Identify every line in the records below that contains the word "Create", and copy each of those lines.
----- Data records
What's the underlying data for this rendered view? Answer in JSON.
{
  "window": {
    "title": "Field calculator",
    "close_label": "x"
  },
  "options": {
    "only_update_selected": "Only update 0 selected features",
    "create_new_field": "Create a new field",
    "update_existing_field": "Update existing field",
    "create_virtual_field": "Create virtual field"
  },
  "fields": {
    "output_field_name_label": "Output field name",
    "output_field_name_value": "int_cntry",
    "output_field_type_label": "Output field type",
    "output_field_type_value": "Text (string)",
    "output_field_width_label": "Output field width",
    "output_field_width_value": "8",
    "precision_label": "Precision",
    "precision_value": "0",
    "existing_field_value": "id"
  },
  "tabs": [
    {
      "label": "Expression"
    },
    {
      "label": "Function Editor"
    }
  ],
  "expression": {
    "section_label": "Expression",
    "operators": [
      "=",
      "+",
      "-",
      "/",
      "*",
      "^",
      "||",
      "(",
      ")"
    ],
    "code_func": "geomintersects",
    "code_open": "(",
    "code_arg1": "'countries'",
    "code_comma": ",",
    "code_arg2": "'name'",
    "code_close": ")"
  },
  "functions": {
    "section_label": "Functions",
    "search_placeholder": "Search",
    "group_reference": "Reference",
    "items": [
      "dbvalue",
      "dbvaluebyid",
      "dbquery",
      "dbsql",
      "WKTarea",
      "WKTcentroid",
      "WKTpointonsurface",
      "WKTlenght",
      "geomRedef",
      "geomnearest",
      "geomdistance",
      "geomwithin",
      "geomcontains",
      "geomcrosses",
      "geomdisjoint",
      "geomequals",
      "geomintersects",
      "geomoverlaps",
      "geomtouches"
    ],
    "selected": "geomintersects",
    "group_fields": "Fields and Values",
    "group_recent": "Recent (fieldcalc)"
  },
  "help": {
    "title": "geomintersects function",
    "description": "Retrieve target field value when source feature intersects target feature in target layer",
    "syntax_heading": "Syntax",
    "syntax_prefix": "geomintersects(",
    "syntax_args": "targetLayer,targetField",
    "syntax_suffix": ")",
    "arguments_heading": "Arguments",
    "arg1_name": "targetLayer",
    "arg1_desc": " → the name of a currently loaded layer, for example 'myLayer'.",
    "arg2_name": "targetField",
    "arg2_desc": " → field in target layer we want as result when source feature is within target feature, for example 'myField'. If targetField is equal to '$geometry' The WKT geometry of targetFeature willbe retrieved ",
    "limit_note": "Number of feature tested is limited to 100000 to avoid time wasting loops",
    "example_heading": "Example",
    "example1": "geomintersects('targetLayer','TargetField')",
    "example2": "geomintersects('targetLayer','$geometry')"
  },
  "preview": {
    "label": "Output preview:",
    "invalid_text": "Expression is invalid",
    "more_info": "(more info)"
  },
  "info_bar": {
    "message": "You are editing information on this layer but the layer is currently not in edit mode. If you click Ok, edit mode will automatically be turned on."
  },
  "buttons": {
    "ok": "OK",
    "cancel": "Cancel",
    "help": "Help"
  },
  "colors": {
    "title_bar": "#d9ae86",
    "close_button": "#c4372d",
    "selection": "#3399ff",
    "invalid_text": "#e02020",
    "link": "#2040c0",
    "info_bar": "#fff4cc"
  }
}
----------
- [Solution to the problem]:
    "create_new_field": "Create a new field",
    "create_virtual_field": "Create virtual field"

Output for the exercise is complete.